Records provided -
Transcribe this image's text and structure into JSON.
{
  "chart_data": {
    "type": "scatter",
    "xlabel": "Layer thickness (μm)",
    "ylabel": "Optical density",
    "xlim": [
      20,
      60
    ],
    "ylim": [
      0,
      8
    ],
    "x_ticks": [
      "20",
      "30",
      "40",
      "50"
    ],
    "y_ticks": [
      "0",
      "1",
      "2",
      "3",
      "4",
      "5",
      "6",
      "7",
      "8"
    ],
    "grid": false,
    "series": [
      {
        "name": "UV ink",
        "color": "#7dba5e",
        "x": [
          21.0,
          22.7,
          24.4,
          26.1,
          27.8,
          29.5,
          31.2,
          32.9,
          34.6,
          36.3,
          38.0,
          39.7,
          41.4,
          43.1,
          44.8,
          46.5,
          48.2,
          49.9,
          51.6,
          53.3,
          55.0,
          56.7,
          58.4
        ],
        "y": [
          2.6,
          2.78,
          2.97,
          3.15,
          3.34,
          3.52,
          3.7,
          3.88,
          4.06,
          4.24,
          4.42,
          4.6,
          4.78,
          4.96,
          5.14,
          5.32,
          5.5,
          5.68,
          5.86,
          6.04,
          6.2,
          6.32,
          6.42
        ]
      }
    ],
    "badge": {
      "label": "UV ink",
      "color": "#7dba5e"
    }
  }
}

Request - Retype the listing above in full, with no alterations.

Expected answer -
Transcribe this image's text and structure into JSON.
{
  "chart_data": {
    "type": "scatter",
    "xlabel": "Layer thickness (μm)",
    "ylabel": "Optical density",
    "xlim": [
      20,
      60
    ],
    "ylim": [
      0,
      8
    ],
    "x_ticks": [
      "20",
      "30",
      "40",
      "50"
    ],
    "y_ticks": [
      "0",
      "1",
      "2",
      "3",
      "4",
      "5",
      "6",
      "7",
      "8"
    ],
    "grid": false,
    "series": [
      {
        "name": "UV ink",
        "color": "#7dba5e",
        "x": [
          21.0,
          22.7,
          24.4,
          26.1,
          27.8,
          29.5,
          31.2,
          32.9,
          34.6,
          36.3,
          38.0,
          39.7,
          41.4,
          43.1,
          44.8,
          46.5,
          48.2,
          49.9,
          51.6,
          53.3,
          55.0,
          56.7,
          58.4
        ],
        "y": [
          2.6,
          2.78,
          2.97,
          3.15,
          3.34,
          3.52,
          3.7,
          3.88,
          4.06,
          4.24,
          4.42,
          4.6,
          4.78,
          4.96,
          5.14,
          5.32,
          5.5,
          5.68,
          5.86,
          6.04,
          6.2,
          6.32,
          6.42
        ]
      }
    ],
    "badge": {
      "label": "UV ink",
      "color": "#7dba5e"
    }
  }
}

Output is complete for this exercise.